Each record must be reproduced exactly as it is shown.

(Dataset excerpts)

━━━━━━━━━━━━━━━━

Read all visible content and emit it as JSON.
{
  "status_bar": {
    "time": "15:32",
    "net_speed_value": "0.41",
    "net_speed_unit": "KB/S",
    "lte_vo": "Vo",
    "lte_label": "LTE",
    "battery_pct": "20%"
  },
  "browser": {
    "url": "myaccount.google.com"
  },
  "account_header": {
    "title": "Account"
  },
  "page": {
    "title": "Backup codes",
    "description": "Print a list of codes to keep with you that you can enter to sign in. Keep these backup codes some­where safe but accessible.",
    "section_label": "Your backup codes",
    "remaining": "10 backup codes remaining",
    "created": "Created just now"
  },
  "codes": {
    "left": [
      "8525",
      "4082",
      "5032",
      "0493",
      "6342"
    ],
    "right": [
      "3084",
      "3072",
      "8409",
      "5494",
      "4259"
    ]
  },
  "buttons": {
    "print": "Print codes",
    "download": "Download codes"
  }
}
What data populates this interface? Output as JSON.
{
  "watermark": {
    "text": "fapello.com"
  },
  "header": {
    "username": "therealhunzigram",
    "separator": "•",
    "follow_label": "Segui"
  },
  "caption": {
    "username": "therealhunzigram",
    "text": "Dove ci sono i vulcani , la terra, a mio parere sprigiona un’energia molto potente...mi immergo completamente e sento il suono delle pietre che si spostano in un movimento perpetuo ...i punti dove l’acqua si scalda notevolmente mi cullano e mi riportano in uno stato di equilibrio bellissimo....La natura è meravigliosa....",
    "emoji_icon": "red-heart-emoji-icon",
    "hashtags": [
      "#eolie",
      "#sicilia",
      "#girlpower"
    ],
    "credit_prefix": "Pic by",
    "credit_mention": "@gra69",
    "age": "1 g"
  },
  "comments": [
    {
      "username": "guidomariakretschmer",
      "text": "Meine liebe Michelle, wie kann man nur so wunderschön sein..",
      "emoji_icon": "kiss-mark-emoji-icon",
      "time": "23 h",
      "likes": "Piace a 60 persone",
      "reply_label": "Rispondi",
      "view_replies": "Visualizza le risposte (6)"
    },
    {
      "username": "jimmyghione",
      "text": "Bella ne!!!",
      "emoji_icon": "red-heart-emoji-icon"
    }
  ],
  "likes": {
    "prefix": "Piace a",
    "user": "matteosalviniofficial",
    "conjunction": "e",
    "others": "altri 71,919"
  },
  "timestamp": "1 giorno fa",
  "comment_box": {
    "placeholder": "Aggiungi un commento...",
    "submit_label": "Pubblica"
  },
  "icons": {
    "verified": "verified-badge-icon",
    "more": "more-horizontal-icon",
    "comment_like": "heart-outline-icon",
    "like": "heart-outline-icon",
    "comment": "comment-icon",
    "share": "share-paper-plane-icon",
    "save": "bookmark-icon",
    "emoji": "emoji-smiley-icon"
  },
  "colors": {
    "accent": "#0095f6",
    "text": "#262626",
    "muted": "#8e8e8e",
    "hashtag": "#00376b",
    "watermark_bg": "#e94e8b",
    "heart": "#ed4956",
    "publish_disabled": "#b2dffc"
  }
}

━━━━━━━━━━━━━━━━

## The answer:
Read all visible content and emit it as JSON.
{
  "status_bar": {
    "time": "15:32",
    "net_speed_value": "0.41",
    "net_speed_unit": "KB/S",
    "lte_vo": "Vo",
    "lte_label": "LTE",
    "battery_pct": "20%"
  },
  "browser": {
    "url": "myaccount.google.com"
  },
  "account_header": {
    "title": "Account"
  },
  "page": {
    "title": "Backup codes",
    "description": "Print a list of codes to keep with you that you can enter to sign in. Keep these backup codes some­where safe but accessible.",
    "section_label": "Your backup codes",
    "remaining": "10 backup codes remaining",
    "created": "Created just now"
  },
  "codes": {
    "left": [
      "8525",
      "4082",
      "5032",
      "0493",
      "6342"
    ],
    "right": [
      "3084",
      "3072",
      "8409",
      "5494",
      "4259"
    ]
  },
  "buttons": {
    "print": "Print codes",
    "download": "Download codes"
  }
}
What data populates this interface? Output as JSON.
{
  "watermark": {
    "text": "fapello.com"
  },
  "header": {
    "username": "therealhunzigram",
    "separator": "•",
    "follow_label": "Segui"
  },
  "caption": {
    "username": "therealhunzigram",
    "text": "Dove ci sono i vulcani , la terra, a mio parere sprigiona un’energia molto potente...mi immergo completamente e sento il suono delle pietre che si spostano in un movimento perpetuo ...i punti dove l’acqua si scalda notevolmente mi cullano e mi riportano in uno stato di equilibrio bellissimo....La natura è meravigliosa....",
    "emoji_icon": "red-heart-emoji-icon",
    "hashtags": [
      "#eolie",
      "#sicilia",
      "#girlpower"
    ],
    "credit_prefix": "Pic by",
    "credit_mention": "@gra69",
    "age": "1 g"
  },
  "comments": [
    {
      "username": "guidomariakretschmer",
      "text": "Meine liebe Michelle, wie kann man nur so wunderschön sein..",
      "emoji_icon": "kiss-mark-emoji-icon",
      "time": "23 h",
      "likes": "Piace a 60 persone",
      "reply_label": "Rispondi",
      "view_replies": "Visualizza le risposte (6)"
    },
    {
      "username": "jimmyghione",
      "text": "Bella ne!!!",
      "emoji_icon": "red-heart-emoji-icon"
    }
  ],
  "likes": {
    "prefix": "Piace a",
    "user": "matteosalviniofficial",
    "conjunction": "e",
    "others": "altri 71,919"
  },
  "timestamp": "1 giorno fa",
  "comment_box": {
    "placeholder": "Aggiungi un commento...",
    "submit_label": "Pubblica"
  },
  "icons": {
    "verified": "verified-badge-icon",
    "more": "more-horizontal-icon",
    "comment_like": "heart-outline-icon",
    "like": "heart-outline-icon",
    "comment": "comment-icon",
    "share": "share-paper-plane-icon",
    "save": "bookmark-icon",
    "emoji": "emoji-smiley-icon"
  },
  "colors": {
    "accent": "#0095f6",
    "text": "#262626",
    "muted": "#8e8e8e",
    "hashtag": "#00376b",
    "watermark_bg": "#e94e8b",
    "heart": "#ed4956",
    "publish_disabled": "#b2dffc"
  }
}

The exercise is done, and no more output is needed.